- _Problema proposto a_
Repita, sem nenhuma alteração, o trecho dos registros que vai do início deles até a linha que contém "honorific-cell: 様 [381,883,436,999]", incluindo essa linha.

- _Trecho do texto_

Ou seja, quando se define na legislação que a responsabilidade pela garantia da segurança dos usuários mais vulneráveis é a dos condutores de veículos automotores, considera-se que estes veículos, pela enorme energia cinética que representam, devem ser conduzidos com mais cautela e precauções, em face dos enormes danos potenciais que representam.

É detalhada a seguir uma análise sobre aspectos que seriam invalidados e desconsiderados caso esta lei entre em vigor e os nossos diversos questionamentos sobre a inviabilidade de implementação de tal exigência:

SOB O PONTO DE VISTA DO CUMPRIMENTO DO CTB

Art. 29. O trânsito de veículos nas vias terrestres abertas à circulação obedecerá às seguintes normas:
2º Respeitadas as normas de circulação e conduta estabelecidas neste artigo, em ordem decrescente, os veículos de maior porte serão sempre responsáveis pela segurança dos menores, os motorizados pelos não motorizados e, juntos, pela incolumidade dos pedestres.

– O pedestre só terá direito à incolumidade se fizer o gesto? “regulamentar” o que já está regulamentado? Ou seja, já é apontado que “veículos de maior porte serão sempre responsáveis pela segurança dos menores”, o que precisamos é colocar isso em prática. Não é o gesto em si que garantirá a efetividade e aplicabilidade.

Art. 44. Ao aproximar-se de qualquer tipo de cruzamento, o condutor do veículo deve demonstrar prudência especial, transitando em velocidade moderada, de forma que possa deter seu veículo com segurança para dar passagem a pedestre e a veículos que tenham o direito de preferência.

Para ter direito de preferência o pedestre deverá fazer sinal de braço? O pedestre já tem preferencia, mais uma vez se faz necessário reforçar no processo de formação do condutor e  de educação o respeito à legislação voltada ao pedestre.

Art. 69. Para cruzar a pista de rolamento o pedestre tomará precauções de segurança, levando em conta, principalmente, a visibilidade, a distância e a velocidade dos veículos, utilizando sempre as faixas ou passagens a ele destinadas sempre que estas existirem numa distância de até cinquenta metros dele, observadas as seguintes disposições:
I – onde não houver faixa ou passagem, o cruzamento da via deverá ser feito em sentido perpendicular ao de seu eixo;

– com o sinal de braço ou sem o sinal de braço?

II – para atravessar uma passagem sinalizada para pedestres ou delimitada por marcas sobre a pista:
a) onde houver foco de pedestres, obedecer às indicações das luzes; Muitos dos acidentes que ainda temos em travessia com foco e onde se põe a culpa no pedestre é na verdade decorrência das políticas de programação semafórica que impõe  ao pedestre  tempo de espera  muito longos e o tempo de travessia reduzidos. É preciso rever urgentemente os padrões e metodologias  para garantir a segurança na travessia e a equidade do direito de sua utilização.
b) onde não houver foco de pedestres, aguardar que o semáforo ou o agente de trânsito interrompa o fluxo de veículos;

– com o sinal de braço ou sem o sinal de braço?

- _Problema proposto b_
No trecho sobre o sinal de braço do pedestre, a que se atribuem muitos dos acidentes em travessias com foco de pedestres em que se culpa o pedestre?

- _Dados registrados_
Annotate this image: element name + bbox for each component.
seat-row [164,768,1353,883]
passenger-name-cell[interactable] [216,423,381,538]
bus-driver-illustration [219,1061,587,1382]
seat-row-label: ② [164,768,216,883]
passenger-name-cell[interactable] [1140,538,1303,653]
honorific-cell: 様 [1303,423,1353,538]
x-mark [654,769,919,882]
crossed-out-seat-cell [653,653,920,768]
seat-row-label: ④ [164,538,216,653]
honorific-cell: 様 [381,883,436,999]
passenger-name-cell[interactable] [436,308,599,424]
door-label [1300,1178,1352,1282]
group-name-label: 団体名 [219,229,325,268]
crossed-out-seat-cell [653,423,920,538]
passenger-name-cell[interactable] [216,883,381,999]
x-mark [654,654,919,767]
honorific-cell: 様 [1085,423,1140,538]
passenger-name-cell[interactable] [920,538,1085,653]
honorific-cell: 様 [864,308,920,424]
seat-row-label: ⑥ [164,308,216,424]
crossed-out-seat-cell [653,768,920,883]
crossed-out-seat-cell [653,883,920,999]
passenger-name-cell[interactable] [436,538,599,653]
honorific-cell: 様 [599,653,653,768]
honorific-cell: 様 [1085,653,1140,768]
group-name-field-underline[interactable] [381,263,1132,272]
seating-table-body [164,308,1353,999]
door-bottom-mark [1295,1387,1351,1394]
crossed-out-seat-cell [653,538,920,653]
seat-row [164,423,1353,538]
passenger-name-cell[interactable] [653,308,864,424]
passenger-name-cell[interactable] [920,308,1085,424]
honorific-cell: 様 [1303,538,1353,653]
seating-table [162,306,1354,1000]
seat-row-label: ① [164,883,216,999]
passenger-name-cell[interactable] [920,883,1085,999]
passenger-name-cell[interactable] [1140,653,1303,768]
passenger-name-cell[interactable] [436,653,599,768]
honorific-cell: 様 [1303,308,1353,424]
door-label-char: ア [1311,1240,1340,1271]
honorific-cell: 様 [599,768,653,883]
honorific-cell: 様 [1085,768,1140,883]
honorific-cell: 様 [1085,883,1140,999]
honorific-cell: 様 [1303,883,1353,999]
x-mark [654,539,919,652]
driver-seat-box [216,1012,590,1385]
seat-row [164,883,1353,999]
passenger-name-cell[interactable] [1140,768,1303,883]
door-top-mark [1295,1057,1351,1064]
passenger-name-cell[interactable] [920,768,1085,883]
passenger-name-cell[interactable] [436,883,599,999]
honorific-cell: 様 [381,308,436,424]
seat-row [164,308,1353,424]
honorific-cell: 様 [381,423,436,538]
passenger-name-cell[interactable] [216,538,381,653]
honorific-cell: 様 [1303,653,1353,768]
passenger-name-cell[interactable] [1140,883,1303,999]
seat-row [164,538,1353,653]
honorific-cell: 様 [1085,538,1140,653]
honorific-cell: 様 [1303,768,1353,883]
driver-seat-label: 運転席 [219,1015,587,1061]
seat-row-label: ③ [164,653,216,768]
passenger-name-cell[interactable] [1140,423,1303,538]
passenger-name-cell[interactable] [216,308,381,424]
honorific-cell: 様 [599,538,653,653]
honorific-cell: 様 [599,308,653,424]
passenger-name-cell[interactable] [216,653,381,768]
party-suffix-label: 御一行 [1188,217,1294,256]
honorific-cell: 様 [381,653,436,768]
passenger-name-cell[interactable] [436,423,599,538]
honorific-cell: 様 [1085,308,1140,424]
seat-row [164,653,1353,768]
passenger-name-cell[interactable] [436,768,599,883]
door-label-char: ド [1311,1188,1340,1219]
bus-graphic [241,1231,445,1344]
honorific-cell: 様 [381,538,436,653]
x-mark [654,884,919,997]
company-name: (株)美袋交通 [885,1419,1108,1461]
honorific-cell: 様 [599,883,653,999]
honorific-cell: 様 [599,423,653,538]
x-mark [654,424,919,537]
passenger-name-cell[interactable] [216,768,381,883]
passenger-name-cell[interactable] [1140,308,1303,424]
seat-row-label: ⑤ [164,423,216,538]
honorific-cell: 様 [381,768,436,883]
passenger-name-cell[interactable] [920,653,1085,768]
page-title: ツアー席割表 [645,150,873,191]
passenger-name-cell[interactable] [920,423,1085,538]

- _Resposta correta a_
Annotate this image: element name + bbox for each component.
seat-row [164,768,1353,883]
passenger-name-cell[interactable] [216,423,381,538]
bus-driver-illustration [219,1061,587,1382]
seat-row-label: ② [164,768,216,883]
passenger-name-cell[interactable] [1140,538,1303,653]
honorific-cell: 様 [1303,423,1353,538]
x-mark [654,769,919,882]
crossed-out-seat-cell [653,653,920,768]
seat-row-label: ④ [164,538,216,653]
honorific-cell: 様 [381,883,436,999]

- _Resposta correta b_
Às políticas de programação semafórica que impõem ao pedestre tempos de espera muito longos e tempos de travessia reduzidos.